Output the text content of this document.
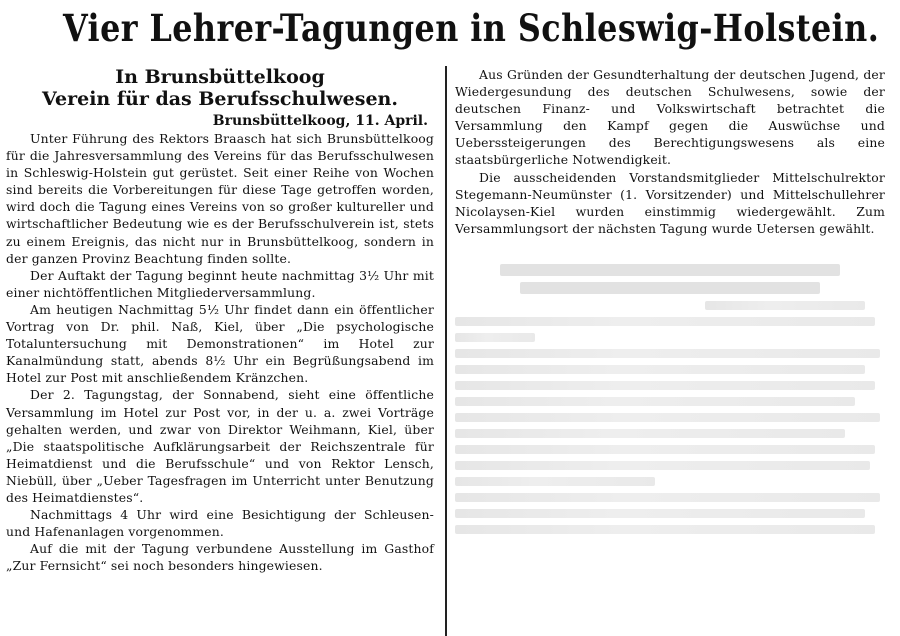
Vier Lehrer-Tagungen in Schleswig-Holstein.

In Brunsbüttelkoog

Verein für das Berufsschulwesen.

Brunsbüttelkoog, 11. April.

Unter Führung des Rektors Braasch hat sich Brunsbüttelkoog für die Jahresversammlung des Vereins für das Berufsschulwesen in Schleswig-Holstein gut gerüstet. Seit einer Reihe von Wochen sind bereits die Vorbereitungen für diese Tage getroffen worden, wird doch die Tagung eines Vereins von so großer kultureller und wirtschaftlicher Bedeutung wie es der Berufsschulverein ist, stets zu einem Ereignis, das nicht nur in Brunsbüttelkoog, sondern in der ganzen Provinz Beachtung finden sollte.

Der Auftakt der Tagung beginnt heute nachmittag 3½ Uhr mit einer nichtöffentlichen Mitgliederversammlung.

Am heutigen Nachmittag 5½ Uhr findet dann ein öffentlicher Vortrag von Dr. phil. Naß, Kiel, über „Die psychologische Totaluntersuchung mit Demonstrationen“ im Hotel zur Kanalmündung statt, abends 8½ Uhr ein Begrüßungsabend im Hotel zur Post mit anschließendem Kränzchen.

Der 2. Tagungstag, der Sonnabend, sieht eine öffentliche Versammlung im Hotel zur Post vor, in der u. a. zwei Vorträge gehalten werden, und zwar von Direktor Weihmann, Kiel, über „Die staatspolitische Aufklärungsarbeit der Reichszentrale für Heimatdienst und die Berufsschule“ und von Rektor Lensch, Niebüll, über „Ueber Tagesfragen im Unterricht unter Benutzung des Heimatdienstes“.

Nachmittags 4 Uhr wird eine Besichtigung der Schleusen- und Hafenanlagen vorgenommen.

Auf die mit der Tagung verbundene Ausstellung im Gasthof „Zur Fernsicht“ sei noch besonders hingewiesen.

Aus Gründen der Gesundterhaltung der deutschen Jugend, der Wiedergesundung des deutschen Schulwesens, sowie der deutschen Finanz- und Volkswirtschaft betrachtet die Versammlung den Kampf gegen die Auswüchse und Ueberssteigerungen des Berechtigungswesens als eine staatsbürgerliche Notwendigkeit.

Die ausscheidenden Vorstandsmitglieder Mittelschulrektor Stegemann-Neumünster (1. Vorsitzender) und Mittelschullehrer Nicolaysen-Kiel wurden einstimmig wiedergewählt. Zum Versammlungsort der nächsten Tagung wurde Uetersen gewählt.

━━━━━━━━━━━━━━━━━━━━━━━━━━━━━━

## ACTIVITY
Report how many lines of the entries hold the word "Post". Nothing else is needed.

## ANSWER TO THIS EXERCISE
2